* **What you need to do**
Copy out each line that mentions the word "öğrenme".

□ □ □ □ □ □ □

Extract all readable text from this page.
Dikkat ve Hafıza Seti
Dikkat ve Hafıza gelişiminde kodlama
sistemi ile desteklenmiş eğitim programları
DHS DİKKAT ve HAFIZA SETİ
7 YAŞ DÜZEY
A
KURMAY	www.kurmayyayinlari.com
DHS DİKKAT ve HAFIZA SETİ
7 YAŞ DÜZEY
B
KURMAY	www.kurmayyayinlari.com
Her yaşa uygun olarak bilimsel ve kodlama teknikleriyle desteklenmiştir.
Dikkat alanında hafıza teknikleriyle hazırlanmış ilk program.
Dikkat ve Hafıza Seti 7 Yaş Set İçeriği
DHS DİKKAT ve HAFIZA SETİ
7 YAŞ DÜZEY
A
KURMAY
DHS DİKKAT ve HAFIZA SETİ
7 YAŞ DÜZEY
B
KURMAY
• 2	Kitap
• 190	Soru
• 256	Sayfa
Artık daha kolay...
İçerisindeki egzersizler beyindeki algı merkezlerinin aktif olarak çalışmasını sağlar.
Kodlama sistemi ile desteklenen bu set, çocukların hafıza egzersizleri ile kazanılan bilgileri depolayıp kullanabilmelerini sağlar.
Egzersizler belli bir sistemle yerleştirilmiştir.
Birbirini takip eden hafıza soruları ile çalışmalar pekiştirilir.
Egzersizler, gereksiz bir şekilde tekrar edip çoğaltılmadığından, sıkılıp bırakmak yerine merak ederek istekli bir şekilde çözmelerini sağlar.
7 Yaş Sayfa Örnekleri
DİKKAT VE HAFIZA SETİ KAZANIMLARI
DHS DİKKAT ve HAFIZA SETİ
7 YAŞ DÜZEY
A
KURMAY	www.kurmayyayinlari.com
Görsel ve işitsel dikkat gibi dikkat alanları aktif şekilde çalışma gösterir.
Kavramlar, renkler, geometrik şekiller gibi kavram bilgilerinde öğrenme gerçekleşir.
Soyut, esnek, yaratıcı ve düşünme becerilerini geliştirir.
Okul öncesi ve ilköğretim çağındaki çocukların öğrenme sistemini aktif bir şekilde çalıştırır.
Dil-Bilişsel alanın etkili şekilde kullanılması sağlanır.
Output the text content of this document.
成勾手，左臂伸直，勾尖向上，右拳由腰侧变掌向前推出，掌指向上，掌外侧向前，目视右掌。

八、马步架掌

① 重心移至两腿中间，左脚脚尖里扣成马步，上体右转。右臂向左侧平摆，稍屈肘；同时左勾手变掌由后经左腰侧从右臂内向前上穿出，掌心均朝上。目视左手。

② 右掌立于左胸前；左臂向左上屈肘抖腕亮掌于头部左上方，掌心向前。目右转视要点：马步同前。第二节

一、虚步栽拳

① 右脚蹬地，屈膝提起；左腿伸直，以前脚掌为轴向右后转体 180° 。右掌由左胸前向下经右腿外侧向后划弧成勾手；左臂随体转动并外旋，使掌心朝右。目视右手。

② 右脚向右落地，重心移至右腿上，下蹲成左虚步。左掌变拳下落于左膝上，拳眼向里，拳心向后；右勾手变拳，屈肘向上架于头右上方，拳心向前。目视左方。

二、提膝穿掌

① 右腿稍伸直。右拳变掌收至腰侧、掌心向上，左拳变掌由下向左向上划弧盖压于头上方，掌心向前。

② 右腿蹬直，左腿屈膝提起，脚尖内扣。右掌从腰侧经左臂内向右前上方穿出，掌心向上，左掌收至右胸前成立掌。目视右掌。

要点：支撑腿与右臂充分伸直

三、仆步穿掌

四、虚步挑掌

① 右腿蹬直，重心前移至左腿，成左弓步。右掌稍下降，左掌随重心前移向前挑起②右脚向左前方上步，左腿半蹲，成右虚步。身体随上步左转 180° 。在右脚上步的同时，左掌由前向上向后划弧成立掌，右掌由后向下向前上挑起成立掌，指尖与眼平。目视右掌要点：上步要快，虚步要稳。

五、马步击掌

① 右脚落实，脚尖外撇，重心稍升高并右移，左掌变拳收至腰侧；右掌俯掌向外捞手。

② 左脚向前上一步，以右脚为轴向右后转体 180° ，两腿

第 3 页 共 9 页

□ □ □ □ □ □ □

* **Result below**
Kavramlar, renkler, geometrik şekiller gibi kavram bilgilerinde öğrenme gerçekleşir.
Okul öncesi ve ilköğretim çağındaki çocukların öğrenme sistemini aktif bir şekilde çalıştırır.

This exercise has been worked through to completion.